▶ _WORK REQUIRED_
Read the records and write them out again exactly.

(Stored records)
○ ○ ○

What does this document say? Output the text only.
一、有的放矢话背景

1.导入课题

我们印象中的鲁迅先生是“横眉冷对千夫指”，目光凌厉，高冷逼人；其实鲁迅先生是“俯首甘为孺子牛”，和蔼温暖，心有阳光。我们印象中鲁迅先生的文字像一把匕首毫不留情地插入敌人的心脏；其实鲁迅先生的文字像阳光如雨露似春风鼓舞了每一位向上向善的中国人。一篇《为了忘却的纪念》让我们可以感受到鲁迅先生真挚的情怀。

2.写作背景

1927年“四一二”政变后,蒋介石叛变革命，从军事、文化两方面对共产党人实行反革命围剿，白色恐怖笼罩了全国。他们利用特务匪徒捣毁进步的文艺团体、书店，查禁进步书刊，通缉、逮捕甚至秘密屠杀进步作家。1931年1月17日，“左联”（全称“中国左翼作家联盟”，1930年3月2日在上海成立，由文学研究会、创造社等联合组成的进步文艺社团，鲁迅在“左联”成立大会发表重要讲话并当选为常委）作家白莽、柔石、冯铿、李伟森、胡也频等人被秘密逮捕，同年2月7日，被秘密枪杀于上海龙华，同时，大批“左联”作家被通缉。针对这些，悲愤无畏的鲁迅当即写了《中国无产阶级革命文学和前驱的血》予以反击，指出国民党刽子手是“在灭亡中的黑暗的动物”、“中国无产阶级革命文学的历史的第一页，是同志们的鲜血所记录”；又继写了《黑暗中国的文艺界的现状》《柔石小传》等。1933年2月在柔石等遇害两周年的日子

○ ○ ○

▶ _WRITTEN RESPONSE_
What does this document say? Output the text only.
一、有的放矢话背景

1.导入课题

我们印象中的鲁迅先生是“横眉冷对千夫指”，目光凌厉，高冷逼人；其实鲁迅先生是“俯首甘为孺子牛”，和蔼温暖，心有阳光。我们印象中鲁迅先生的文字像一把匕首毫不留情地插入敌人的心脏；其实鲁迅先生的文字像阳光如雨露似春风鼓舞了每一位向上向善的中国人。一篇《为了忘却的纪念》让我们可以感受到鲁迅先生真挚的情怀。

2.写作背景

1927年“四一二”政变后,蒋介石叛变革命，从军事、文化两方面对共产党人实行反革命围剿，白色恐怖笼罩了全国。他们利用特务匪徒捣毁进步的文艺团体、书店，查禁进步书刊，通缉、逮捕甚至秘密屠杀进步作家。1931年1月17日，“左联”（全称“中国左翼作家联盟”，1930年3月2日在上海成立，由文学研究会、创造社等联合组成的进步文艺社团，鲁迅在“左联”成立大会发表重要讲话并当选为常委）作家白莽、柔石、冯铿、李伟森、胡也频等人被秘密逮捕，同年2月7日，被秘密枪杀于上海龙华，同时，大批“左联”作家被通缉。针对这些，悲愤无畏的鲁迅当即写了《中国无产阶级革命文学和前驱的血》予以反击，指出国民党刽子手是“在灭亡中的黑暗的动物”、“中国无产阶级革命文学的历史的第一页，是同志们的鲜血所记录”；又继写了《黑暗中国的文艺界的现状》《柔石小传》等。1933年2月在柔石等遇害两周年的日子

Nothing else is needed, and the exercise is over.